Requirement
Wherever the string "Identyfikator" appears, copy the whole line.

Input rows

>> START

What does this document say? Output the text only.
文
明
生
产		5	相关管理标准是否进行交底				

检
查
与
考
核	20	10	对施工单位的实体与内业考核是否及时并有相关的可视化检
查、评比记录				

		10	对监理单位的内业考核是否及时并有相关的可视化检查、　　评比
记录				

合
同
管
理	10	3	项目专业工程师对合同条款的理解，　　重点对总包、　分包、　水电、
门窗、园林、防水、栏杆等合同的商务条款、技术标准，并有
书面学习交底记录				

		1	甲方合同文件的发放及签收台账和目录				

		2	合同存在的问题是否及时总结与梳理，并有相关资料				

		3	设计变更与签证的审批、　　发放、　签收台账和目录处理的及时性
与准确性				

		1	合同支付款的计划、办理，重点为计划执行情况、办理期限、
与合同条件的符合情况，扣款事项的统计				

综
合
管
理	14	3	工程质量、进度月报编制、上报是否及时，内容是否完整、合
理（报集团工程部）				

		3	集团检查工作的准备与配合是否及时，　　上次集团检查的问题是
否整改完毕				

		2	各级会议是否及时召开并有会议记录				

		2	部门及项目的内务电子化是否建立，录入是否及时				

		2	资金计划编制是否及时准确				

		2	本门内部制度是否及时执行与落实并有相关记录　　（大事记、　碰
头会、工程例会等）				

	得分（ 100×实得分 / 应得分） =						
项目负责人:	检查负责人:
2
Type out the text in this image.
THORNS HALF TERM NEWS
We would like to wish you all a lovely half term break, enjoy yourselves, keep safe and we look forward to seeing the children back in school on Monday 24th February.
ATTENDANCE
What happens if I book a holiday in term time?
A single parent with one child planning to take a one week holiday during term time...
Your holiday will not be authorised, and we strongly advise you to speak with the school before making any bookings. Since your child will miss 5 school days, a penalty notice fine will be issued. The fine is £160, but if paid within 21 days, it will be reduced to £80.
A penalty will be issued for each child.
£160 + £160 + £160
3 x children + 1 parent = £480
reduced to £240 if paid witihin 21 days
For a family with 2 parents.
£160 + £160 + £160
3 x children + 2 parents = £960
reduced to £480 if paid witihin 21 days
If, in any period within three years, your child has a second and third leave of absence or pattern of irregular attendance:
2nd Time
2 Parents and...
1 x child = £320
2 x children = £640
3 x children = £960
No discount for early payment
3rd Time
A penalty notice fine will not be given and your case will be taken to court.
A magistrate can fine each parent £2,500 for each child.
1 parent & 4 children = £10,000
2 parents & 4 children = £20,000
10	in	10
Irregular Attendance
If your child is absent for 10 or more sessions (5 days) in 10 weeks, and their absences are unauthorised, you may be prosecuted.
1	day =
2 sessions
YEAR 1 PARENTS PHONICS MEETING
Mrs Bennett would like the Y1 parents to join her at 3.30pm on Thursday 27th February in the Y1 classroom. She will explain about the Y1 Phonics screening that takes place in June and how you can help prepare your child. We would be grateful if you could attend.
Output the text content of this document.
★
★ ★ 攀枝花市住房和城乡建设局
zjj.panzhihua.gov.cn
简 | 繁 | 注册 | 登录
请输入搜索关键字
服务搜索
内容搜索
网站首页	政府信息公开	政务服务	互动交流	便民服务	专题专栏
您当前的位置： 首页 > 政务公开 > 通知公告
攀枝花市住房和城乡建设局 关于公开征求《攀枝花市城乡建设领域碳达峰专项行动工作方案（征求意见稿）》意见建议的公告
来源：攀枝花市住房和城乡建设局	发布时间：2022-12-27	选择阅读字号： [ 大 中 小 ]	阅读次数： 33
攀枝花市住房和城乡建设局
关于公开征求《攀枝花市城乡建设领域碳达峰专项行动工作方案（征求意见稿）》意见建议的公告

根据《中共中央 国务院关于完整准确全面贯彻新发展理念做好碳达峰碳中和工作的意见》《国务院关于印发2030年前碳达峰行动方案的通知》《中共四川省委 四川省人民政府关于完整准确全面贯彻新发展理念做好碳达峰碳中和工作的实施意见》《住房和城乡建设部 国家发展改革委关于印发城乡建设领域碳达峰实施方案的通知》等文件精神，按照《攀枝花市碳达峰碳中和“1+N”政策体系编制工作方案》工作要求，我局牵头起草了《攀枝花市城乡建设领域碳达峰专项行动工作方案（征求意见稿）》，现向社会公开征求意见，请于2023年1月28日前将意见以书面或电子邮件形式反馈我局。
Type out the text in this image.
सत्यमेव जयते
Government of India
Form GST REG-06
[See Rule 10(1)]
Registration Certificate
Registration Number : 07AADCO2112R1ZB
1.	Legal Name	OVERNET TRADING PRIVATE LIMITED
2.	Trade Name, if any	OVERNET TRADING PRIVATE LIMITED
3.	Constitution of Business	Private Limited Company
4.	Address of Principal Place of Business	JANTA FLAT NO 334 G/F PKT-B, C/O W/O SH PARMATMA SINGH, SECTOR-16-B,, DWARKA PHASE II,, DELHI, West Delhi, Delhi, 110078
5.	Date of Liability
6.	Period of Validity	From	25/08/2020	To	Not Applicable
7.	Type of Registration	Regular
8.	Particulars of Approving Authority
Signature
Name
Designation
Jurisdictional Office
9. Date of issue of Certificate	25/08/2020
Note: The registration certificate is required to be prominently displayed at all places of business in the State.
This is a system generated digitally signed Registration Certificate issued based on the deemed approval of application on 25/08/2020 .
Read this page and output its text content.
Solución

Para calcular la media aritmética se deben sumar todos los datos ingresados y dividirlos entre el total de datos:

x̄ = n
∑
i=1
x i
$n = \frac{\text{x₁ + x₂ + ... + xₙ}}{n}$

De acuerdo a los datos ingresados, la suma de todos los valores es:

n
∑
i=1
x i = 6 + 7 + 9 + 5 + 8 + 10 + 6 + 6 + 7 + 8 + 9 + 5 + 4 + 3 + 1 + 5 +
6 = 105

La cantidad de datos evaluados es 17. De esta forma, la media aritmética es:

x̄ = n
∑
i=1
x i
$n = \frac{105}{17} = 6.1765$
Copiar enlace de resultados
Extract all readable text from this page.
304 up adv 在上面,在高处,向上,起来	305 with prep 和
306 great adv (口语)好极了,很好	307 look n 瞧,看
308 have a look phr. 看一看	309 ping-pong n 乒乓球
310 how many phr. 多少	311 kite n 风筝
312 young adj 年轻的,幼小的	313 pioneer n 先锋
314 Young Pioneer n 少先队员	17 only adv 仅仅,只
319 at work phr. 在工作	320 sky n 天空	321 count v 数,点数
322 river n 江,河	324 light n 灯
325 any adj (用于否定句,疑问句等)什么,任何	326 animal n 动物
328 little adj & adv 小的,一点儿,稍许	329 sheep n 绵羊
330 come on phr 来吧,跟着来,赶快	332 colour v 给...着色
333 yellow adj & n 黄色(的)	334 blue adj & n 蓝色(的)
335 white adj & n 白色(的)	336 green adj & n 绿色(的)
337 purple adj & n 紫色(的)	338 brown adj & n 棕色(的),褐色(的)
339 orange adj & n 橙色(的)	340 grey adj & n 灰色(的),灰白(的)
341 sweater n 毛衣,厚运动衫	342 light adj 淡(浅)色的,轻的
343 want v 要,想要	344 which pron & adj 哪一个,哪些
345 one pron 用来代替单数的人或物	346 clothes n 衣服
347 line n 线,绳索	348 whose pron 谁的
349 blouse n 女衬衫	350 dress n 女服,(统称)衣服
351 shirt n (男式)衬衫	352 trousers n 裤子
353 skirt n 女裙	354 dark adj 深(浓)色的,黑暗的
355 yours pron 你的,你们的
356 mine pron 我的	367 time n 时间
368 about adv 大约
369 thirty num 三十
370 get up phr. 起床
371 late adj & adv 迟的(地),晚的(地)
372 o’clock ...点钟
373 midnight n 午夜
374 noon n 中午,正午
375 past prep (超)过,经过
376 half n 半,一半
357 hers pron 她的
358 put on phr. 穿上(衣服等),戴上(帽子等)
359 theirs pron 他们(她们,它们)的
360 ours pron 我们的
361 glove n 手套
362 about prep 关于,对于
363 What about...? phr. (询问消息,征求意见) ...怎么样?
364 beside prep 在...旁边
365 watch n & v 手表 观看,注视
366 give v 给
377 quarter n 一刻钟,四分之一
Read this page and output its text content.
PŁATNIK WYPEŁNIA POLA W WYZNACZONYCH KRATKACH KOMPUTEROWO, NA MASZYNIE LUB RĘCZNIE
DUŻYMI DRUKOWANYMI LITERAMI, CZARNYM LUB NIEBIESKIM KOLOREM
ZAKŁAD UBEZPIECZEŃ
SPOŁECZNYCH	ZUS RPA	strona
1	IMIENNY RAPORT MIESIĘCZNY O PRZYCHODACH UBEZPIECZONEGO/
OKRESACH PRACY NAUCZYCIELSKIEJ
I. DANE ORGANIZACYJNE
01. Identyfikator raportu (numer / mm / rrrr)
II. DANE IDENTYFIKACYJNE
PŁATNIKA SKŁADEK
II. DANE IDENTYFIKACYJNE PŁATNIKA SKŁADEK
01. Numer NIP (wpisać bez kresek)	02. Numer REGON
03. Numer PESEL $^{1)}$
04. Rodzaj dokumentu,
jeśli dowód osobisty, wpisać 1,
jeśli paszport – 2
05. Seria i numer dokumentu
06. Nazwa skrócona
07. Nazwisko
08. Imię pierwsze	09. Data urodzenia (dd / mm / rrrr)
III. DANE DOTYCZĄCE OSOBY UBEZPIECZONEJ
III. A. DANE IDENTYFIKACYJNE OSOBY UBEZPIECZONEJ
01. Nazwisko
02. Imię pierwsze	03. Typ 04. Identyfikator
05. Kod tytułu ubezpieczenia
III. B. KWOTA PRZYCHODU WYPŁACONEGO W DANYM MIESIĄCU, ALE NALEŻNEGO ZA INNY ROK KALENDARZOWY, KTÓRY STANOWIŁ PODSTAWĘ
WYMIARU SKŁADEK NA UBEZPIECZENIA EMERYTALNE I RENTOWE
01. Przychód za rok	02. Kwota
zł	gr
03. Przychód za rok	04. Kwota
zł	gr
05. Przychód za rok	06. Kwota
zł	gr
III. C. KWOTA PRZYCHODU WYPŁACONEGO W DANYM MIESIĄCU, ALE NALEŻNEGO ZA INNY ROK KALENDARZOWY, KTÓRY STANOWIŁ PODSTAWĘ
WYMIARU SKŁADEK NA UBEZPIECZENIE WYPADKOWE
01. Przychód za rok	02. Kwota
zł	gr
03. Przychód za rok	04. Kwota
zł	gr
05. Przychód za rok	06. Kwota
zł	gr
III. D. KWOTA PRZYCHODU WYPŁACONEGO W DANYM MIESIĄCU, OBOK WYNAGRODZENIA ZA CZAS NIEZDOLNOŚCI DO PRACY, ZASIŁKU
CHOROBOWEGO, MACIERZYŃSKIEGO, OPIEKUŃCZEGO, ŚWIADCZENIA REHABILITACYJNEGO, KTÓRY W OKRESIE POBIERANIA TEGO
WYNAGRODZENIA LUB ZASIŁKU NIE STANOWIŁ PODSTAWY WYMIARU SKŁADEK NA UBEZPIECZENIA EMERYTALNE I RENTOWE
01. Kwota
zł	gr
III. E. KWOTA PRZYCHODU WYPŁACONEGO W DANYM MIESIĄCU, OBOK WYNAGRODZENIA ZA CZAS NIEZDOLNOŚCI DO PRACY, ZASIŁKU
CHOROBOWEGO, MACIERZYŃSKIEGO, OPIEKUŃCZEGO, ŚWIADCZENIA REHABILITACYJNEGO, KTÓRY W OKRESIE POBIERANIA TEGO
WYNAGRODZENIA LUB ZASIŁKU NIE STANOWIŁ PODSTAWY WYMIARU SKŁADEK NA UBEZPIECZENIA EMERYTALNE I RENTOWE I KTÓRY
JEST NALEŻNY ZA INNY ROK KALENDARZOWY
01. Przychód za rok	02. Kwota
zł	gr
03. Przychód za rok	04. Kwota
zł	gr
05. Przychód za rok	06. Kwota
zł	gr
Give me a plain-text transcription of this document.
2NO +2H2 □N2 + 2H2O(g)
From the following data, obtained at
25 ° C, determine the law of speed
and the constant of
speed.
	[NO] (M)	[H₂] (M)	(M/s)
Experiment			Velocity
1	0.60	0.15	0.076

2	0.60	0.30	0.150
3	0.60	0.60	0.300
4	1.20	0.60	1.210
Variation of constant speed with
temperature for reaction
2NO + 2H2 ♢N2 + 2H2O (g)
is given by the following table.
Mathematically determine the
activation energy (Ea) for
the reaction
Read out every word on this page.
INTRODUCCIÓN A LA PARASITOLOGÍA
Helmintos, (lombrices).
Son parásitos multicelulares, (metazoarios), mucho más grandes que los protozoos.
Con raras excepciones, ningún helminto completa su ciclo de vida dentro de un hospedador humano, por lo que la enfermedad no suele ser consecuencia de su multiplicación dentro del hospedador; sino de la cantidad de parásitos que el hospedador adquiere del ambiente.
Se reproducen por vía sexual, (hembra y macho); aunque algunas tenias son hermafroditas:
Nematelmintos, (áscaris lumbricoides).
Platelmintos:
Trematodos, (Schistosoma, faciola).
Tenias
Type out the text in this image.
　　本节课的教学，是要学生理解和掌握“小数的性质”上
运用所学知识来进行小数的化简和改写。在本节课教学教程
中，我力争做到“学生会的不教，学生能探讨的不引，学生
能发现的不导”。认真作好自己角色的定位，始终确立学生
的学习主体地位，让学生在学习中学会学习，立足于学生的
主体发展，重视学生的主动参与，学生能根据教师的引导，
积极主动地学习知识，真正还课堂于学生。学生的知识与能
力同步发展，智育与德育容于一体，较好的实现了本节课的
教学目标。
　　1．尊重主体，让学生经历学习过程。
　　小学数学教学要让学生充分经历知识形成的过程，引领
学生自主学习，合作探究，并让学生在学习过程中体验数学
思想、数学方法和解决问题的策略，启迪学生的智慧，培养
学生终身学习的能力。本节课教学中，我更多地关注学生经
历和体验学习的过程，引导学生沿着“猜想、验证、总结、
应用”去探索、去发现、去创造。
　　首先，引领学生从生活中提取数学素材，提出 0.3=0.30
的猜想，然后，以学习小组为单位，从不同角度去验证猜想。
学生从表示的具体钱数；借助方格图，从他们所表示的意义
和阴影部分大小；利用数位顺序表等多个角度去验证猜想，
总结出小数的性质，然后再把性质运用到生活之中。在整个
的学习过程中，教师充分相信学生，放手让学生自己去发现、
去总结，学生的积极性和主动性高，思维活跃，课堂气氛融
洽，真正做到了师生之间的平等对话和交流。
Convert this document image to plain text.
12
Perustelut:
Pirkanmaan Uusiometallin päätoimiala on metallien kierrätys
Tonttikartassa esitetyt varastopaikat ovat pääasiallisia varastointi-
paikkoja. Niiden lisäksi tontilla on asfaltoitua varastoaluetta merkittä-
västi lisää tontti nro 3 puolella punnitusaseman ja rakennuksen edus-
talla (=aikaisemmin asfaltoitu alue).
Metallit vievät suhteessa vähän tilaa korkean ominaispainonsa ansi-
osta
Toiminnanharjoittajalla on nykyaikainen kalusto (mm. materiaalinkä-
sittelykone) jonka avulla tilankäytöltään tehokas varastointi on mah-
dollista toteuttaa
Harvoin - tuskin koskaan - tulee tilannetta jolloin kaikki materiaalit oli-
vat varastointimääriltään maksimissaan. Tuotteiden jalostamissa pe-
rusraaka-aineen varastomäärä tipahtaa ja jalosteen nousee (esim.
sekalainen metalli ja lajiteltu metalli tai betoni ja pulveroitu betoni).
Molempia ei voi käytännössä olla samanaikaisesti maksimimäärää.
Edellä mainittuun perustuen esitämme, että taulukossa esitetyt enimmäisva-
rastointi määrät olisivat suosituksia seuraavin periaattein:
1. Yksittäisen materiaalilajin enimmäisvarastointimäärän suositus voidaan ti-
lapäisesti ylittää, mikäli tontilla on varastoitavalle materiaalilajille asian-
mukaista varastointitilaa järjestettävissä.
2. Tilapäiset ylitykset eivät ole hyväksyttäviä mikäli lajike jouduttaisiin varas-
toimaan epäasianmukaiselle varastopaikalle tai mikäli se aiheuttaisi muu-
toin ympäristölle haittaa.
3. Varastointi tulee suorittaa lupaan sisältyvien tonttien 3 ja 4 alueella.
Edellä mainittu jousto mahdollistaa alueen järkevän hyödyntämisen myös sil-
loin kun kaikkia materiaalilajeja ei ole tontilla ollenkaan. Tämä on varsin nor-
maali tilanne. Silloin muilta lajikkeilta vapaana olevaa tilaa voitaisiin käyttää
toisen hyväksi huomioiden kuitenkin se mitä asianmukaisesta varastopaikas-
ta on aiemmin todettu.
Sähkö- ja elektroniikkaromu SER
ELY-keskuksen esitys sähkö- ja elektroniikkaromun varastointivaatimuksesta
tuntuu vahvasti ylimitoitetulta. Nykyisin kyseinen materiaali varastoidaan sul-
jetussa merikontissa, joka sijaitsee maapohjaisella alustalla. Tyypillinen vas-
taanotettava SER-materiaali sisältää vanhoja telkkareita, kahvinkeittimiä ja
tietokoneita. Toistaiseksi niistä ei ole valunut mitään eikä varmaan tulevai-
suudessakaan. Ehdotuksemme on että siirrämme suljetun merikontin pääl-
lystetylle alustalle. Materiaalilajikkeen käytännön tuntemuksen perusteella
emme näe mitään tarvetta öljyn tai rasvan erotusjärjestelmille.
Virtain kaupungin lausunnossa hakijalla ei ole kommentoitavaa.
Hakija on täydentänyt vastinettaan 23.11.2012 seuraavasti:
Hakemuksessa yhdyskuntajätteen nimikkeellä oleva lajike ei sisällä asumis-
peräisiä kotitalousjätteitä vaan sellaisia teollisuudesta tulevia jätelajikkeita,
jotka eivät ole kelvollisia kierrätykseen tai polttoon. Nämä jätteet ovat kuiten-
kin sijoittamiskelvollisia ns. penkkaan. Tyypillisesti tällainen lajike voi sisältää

>> END

Written response
01. Identyfikator raportu (numer / mm / rrrr)
02. Imię pierwsze	03. Typ 04. Identyfikator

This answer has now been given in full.